TASK:
Wherever "JSON" appears in a line, copy that line.

══ THE RECORDS

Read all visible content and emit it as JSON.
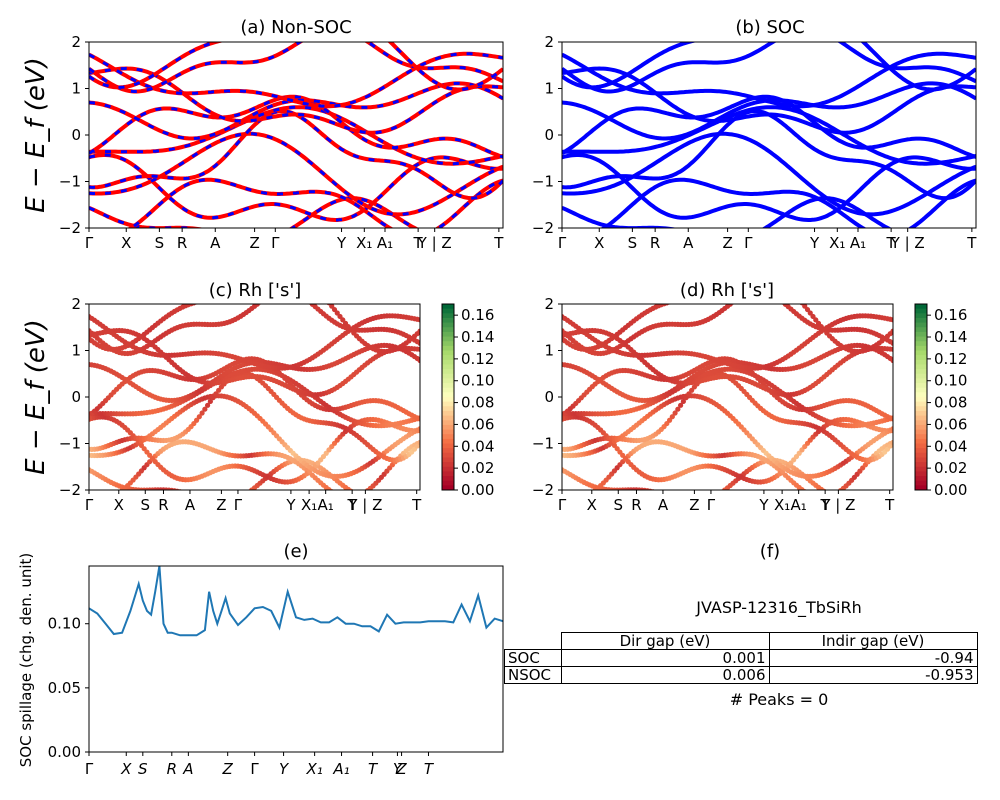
{
  "panels": {
    "a_title": "(a) Non-SOC",
    "b_title": "(b) SOC",
    "c_title": "(c)  Rh ['s']",
    "d_title": "(d) Rh ['s']",
    "e_title": "(e)",
    "f_title": "(f)"
  },
  "axes": {
    "band_ylabel": "E − E_f (eV)",
    "spill_ylabel": "SOC spillage (chg. den. unit)",
    "band_yticks": [
      "2",
      "1",
      "0",
      "−1",
      "−2"
    ],
    "kpath_labels": [
      "Γ",
      "X",
      "S",
      "R",
      "A",
      "Z",
      "Γ",
      "Y",
      "X₁",
      "A₁",
      "T",
      "Y | Z",
      "T"
    ],
    "spill_xticks": [
      "Γ",
      "X",
      "S",
      "R",
      "A",
      "Z",
      "Γ",
      "Y",
      "X₁",
      "A₁",
      "T",
      "Y",
      "Z",
      "T"
    ],
    "spill_yticks": [
      "0.00",
      "0.05",
      "0.10"
    ],
    "colorbar_ticks": [
      "0.16",
      "0.14",
      "0.12",
      "0.10",
      "0.08",
      "0.06",
      "0.04",
      "0.02",
      "0.00"
    ]
  },
  "colors": {
    "nonsoc": "#ff0000",
    "soc": "#0000ff",
    "spill": "#1f77b4"
  },
  "table": {
    "title": "JVASP-12316_TbSiRh",
    "headers": [
      "",
      "Dir gap (eV)",
      "Indir gap (eV)"
    ],
    "rows": [
      {
        "label": "SOC",
        "dir": "0.001",
        "indir": "-0.94"
      },
      {
        "label": "NSOC",
        "dir": "0.006",
        "indir": "-0.953"
      }
    ],
    "peaks": "# Peaks = 0"
  },
  "chart_data": [
    {
      "type": "line",
      "title": "(e)",
      "ylabel": "SOC spillage (chg. den. unit)",
      "ylim": [
        0,
        0.145
      ],
      "x": [
        0,
        2,
        4,
        6,
        8,
        10,
        12,
        13,
        14,
        15,
        16,
        17,
        18,
        19,
        20,
        22,
        24,
        26,
        28,
        29,
        30,
        31,
        32,
        33,
        34,
        36,
        38,
        40,
        42,
        44,
        46,
        48,
        50,
        52,
        54,
        56,
        58,
        60,
        62,
        64,
        66,
        68,
        70,
        72,
        74,
        76,
        78,
        80,
        82,
        84,
        86,
        88,
        90,
        92,
        94,
        96,
        98,
        100
      ],
      "values": [
        0.112,
        0.108,
        0.1,
        0.092,
        0.093,
        0.11,
        0.131,
        0.118,
        0.11,
        0.107,
        0.125,
        0.145,
        0.1,
        0.093,
        0.093,
        0.091,
        0.091,
        0.091,
        0.095,
        0.125,
        0.11,
        0.1,
        0.11,
        0.12,
        0.108,
        0.099,
        0.105,
        0.112,
        0.113,
        0.11,
        0.097,
        0.125,
        0.105,
        0.103,
        0.104,
        0.101,
        0.101,
        0.105,
        0.1,
        0.1,
        0.098,
        0.098,
        0.094,
        0.107,
        0.1,
        0.101,
        0.101,
        0.101,
        0.102,
        0.102,
        0.102,
        0.101,
        0.115,
        0.102,
        0.122,
        0.097,
        0.104,
        0.102
      ],
      "xticks": [
        "Γ",
        "X",
        "S",
        "R",
        "A",
        "Z",
        "Γ",
        "Y",
        "X₁",
        "A₁",
        "T",
        "Y",
        "Z",
        "T"
      ]
    }
  ]
}
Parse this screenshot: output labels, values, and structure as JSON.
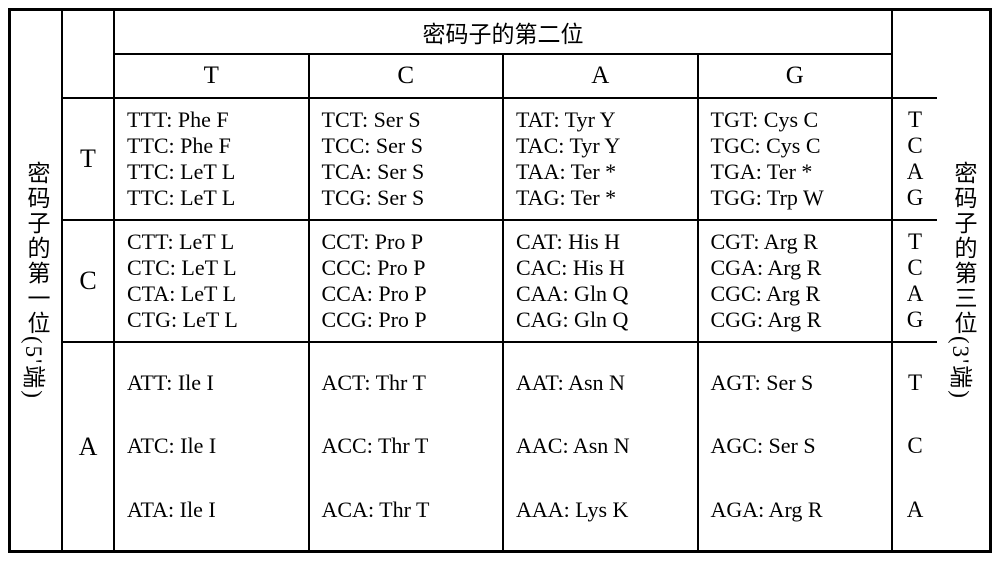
{
  "labels": {
    "first_position": "密码子的第一位",
    "first_position_suffix": "(5'端)",
    "second_position": "密码子的第二位",
    "third_position": "密码子的第三位",
    "third_position_suffix": "(3'端)"
  },
  "second_headers": [
    "T",
    "C",
    "A",
    "G"
  ],
  "groups": [
    {
      "first": "T",
      "third": [
        "T",
        "C",
        "A",
        "G"
      ],
      "cols": [
        [
          "TTT:  Phe  F",
          "TTC:  Phe  F",
          "TTC:  LeT  L",
          "TTC:  LeT  L"
        ],
        [
          "TCT:  Ser  S",
          "TCC:  Ser  S",
          "TCA:  Ser  S",
          "TCG:  Ser  S"
        ],
        [
          "TAT:  Tyr  Y",
          "TAC:  Tyr  Y",
          "TAA:  Ter  *",
          "TAG:  Ter  *"
        ],
        [
          "TGT:  Cys  C",
          "TGC:  Cys  C",
          "TGA:  Ter  *",
          "TGG:  Trp  W"
        ]
      ]
    },
    {
      "first": "C",
      "third": [
        "T",
        "C",
        "A",
        "G"
      ],
      "cols": [
        [
          "CTT:  LeT  L",
          "CTC:  LeT  L",
          "CTA:  LeT  L",
          "CTG:  LeT  L"
        ],
        [
          "CCT:  Pro  P",
          "CCC:  Pro  P",
          "CCA:  Pro  P",
          "CCG:  Pro  P"
        ],
        [
          "CAT:  His H",
          "CAC:  His H",
          "CAA:  Gln Q",
          "CAG:  Gln Q"
        ],
        [
          "CGT:  Arg  R",
          "CGA:  Arg  R",
          "CGC:  Arg  R",
          "CGG:  Arg  R"
        ]
      ]
    },
    {
      "first": "A",
      "third": [
        "T",
        "C",
        "A"
      ],
      "cols": [
        [
          "ATT:  Ile  I",
          "ATC:  Ile  I",
          "ATA:  Ile  I"
        ],
        [
          "ACT:  Thr  T",
          "ACC:  Thr  T",
          "ACA:  Thr  T"
        ],
        [
          "AAT:  Asn N",
          "AAC:  Asn N",
          "AAA:  Lys K"
        ],
        [
          "AGT:  Ser  S",
          "AGC:  Ser  S",
          "AGA:  Arg  R"
        ]
      ]
    }
  ],
  "style": {
    "border_color": "#000000",
    "background": "#ffffff",
    "font_family": "Times New Roman",
    "cell_fontsize": 22,
    "label_fontsize": 23,
    "header_fontsize": 25
  }
}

════

FINISHED TASK:
Read all visible content and emit it as JSON.
Parse this screenshot: output labels, values, and structure as JSON.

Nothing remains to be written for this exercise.